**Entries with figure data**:
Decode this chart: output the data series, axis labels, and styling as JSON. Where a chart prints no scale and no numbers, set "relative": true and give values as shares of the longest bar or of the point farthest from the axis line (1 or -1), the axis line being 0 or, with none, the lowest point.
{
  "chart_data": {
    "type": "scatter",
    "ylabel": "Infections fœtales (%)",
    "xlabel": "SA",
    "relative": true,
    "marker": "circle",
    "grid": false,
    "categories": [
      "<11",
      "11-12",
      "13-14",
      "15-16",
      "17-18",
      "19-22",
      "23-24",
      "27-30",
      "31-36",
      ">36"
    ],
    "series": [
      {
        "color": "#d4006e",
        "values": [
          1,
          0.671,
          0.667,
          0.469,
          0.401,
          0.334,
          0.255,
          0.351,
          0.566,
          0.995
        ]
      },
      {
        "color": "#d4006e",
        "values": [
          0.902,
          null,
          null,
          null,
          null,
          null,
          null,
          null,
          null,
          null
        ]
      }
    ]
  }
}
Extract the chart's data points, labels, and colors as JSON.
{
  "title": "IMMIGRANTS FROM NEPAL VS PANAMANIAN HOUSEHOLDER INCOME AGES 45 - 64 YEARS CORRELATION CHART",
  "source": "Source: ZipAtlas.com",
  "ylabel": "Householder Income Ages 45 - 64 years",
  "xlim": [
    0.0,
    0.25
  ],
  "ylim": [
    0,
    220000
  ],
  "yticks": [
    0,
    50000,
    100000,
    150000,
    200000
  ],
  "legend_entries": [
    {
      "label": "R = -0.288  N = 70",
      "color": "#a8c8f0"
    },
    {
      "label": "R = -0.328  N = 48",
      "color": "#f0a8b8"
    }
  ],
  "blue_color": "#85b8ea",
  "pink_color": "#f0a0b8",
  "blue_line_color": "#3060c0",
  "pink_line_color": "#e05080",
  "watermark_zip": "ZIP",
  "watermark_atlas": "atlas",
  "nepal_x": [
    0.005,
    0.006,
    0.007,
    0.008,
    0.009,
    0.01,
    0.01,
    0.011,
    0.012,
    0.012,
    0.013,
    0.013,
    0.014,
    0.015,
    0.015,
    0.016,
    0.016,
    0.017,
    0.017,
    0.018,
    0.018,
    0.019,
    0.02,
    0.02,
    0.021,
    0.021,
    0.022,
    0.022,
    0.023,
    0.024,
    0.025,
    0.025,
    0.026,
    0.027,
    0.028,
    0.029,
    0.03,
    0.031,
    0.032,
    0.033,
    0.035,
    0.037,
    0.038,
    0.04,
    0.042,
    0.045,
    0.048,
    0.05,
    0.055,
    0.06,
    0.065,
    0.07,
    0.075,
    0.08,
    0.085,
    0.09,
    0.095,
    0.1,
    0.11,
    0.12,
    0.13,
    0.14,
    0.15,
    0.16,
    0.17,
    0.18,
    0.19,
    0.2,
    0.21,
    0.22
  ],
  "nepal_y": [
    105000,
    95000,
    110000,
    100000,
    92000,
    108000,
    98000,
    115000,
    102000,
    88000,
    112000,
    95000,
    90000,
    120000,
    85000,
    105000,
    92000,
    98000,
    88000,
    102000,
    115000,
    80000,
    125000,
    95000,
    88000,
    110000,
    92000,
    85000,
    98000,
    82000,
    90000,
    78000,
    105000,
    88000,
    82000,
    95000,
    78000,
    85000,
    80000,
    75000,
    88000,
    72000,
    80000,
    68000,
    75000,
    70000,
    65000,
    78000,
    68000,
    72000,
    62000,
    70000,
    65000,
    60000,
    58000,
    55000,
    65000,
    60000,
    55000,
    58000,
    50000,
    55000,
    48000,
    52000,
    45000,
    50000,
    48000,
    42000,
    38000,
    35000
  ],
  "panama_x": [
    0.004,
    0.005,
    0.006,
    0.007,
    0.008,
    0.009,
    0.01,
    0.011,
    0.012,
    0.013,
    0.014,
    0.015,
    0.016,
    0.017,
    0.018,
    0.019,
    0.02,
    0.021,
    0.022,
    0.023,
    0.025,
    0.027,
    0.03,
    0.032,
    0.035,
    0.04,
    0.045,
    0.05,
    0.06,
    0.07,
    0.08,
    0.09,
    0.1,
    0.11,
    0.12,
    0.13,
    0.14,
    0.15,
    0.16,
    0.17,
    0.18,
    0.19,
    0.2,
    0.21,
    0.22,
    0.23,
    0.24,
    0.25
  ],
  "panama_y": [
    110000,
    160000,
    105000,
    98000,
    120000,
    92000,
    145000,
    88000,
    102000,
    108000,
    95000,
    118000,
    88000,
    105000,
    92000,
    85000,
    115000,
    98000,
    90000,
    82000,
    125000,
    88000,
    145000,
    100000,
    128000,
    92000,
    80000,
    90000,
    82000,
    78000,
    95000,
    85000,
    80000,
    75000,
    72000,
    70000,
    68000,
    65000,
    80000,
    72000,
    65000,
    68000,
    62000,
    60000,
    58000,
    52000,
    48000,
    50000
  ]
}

**OBJECTIVE**:
Produce a verbatim transcription of the entries above.

**WRITTEN RESPONSE**:
Decode this chart: output the data series, axis labels, and styling as JSON. Where a chart prints no scale and no numbers, set "relative": true and give values as shares of the longest bar or of the point farthest from the axis line (1 or -1), the axis line being 0 or, with none, the lowest point.
{
  "chart_data": {
    "type": "scatter",
    "ylabel": "Infections fœtales (%)",
    "xlabel": "SA",
    "relative": true,
    "marker": "circle",
    "grid": false,
    "categories": [
      "<11",
      "11-12",
      "13-14",
      "15-16",
      "17-18",
      "19-22",
      "23-24",
      "27-30",
      "31-36",
      ">36"
    ],
    "series": [
      {
        "color": "#d4006e",
        "values": [
          1,
          0.671,
          0.667,
          0.469,
          0.401,
          0.334,
          0.255,
          0.351,
          0.566,
          0.995
        ]
      },
      {
        "color": "#d4006e",
        "values": [
          0.902,
          null,
          null,
          null,
          null,
          null,
          null,
          null,
          null,
          null
        ]
      }
    ]
  }
}
Extract the chart's data points, labels, and colors as JSON.
{
  "title": "IMMIGRANTS FROM NEPAL VS PANAMANIAN HOUSEHOLDER INCOME AGES 45 - 64 YEARS CORRELATION CHART",
  "source": "Source: ZipAtlas.com",
  "ylabel": "Householder Income Ages 45 - 64 years",
  "xlim": [
    0.0,
    0.25
  ],
  "ylim": [
    0,
    220000
  ],
  "yticks": [
    0,
    50000,
    100000,
    150000,
    200000
  ],
  "legend_entries": [
    {
      "label": "R = -0.288  N = 70",
      "color": "#a8c8f0"
    },
    {
      "label": "R = -0.328  N = 48",
      "color": "#f0a8b8"
    }
  ],
  "blue_color": "#85b8ea",
  "pink_color": "#f0a0b8",
  "blue_line_color": "#3060c0",
  "pink_line_color": "#e05080",
  "watermark_zip": "ZIP",
  "watermark_atlas": "atlas",
  "nepal_x": [
    0.005,
    0.006,
    0.007,
    0.008,
    0.009,
    0.01,
    0.01,
    0.011,
    0.012,
    0.012,
    0.013,
    0.013,
    0.014,
    0.015,
    0.015,
    0.016,
    0.016,
    0.017,
    0.017,
    0.018,
    0.018,
    0.019,
    0.02,
    0.02,
    0.021,
    0.021,
    0.022,
    0.022,
    0.023,
    0.024,
    0.025,
    0.025,
    0.026,
    0.027,
    0.028,
    0.029,
    0.03,
    0.031,
    0.032,
    0.033,
    0.035,
    0.037,
    0.038,
    0.04,
    0.042,
    0.045,
    0.048,
    0.05,
    0.055,
    0.06,
    0.065,
    0.07,
    0.075,
    0.08,
    0.085,
    0.09,
    0.095,
    0.1,
    0.11,
    0.12,
    0.13,
    0.14,
    0.15,
    0.16,
    0.17,
    0.18,
    0.19,
    0.2,
    0.21,
    0.22
  ],
  "nepal_y": [
    105000,
    95000,
    110000,
    100000,
    92000,
    108000,
    98000,
    115000,
    102000,
    88000,
    112000,
    95000,
    90000,
    120000,
    85000,
    105000,
    92000,
    98000,
    88000,
    102000,
    115000,
    80000,
    125000,
    95000,
    88000,
    110000,
    92000,
    85000,
    98000,
    82000,
    90000,
    78000,
    105000,
    88000,
    82000,
    95000,
    78000,
    85000,
    80000,
    75000,
    88000,
    72000,
    80000,
    68000,
    75000,
    70000,
    65000,
    78000,
    68000,
    72000,
    62000,
    70000,
    65000,
    60000,
    58000,
    55000,
    65000,
    60000,
    55000,
    58000,
    50000,
    55000,
    48000,
    52000,
    45000,
    50000,
    48000,
    42000,
    38000,
    35000
  ],
  "panama_x": [
    0.004,
    0.005,
    0.006,
    0.007,
    0.008,
    0.009,
    0.01,
    0.011,
    0.012,
    0.013,
    0.014,
    0.015,
    0.016,
    0.017,
    0.018,
    0.019,
    0.02,
    0.021,
    0.022,
    0.023,
    0.025,
    0.027,
    0.03,
    0.032,
    0.035,
    0.04,
    0.045,
    0.05,
    0.06,
    0.07,
    0.08,
    0.09,
    0.1,
    0.11,
    0.12,
    0.13,
    0.14,
    0.15,
    0.16,
    0.17,
    0.18,
    0.19,
    0.2,
    0.21,
    0.22,
    0.23,
    0.24,
    0.25
  ],
  "panama_y": [
    110000,
    160000,
    105000,
    98000,
    120000,
    92000,
    145000,
    88000,
    102000,
    108000,
    95000,
    118000,
    88000,
    105000,
    92000,
    85000,
    115000,
    98000,
    90000,
    82000,
    125000,
    88000,
    145000,
    100000,
    128000,
    92000,
    80000,
    90000,
    82000,
    78000,
    95000,
    85000,
    80000,
    75000,
    72000,
    70000,
    68000,
    65000,
    80000,
    72000,
    65000,
    68000,
    62000,
    60000,
    58000,
    52000,
    48000,
    50000
  ]
}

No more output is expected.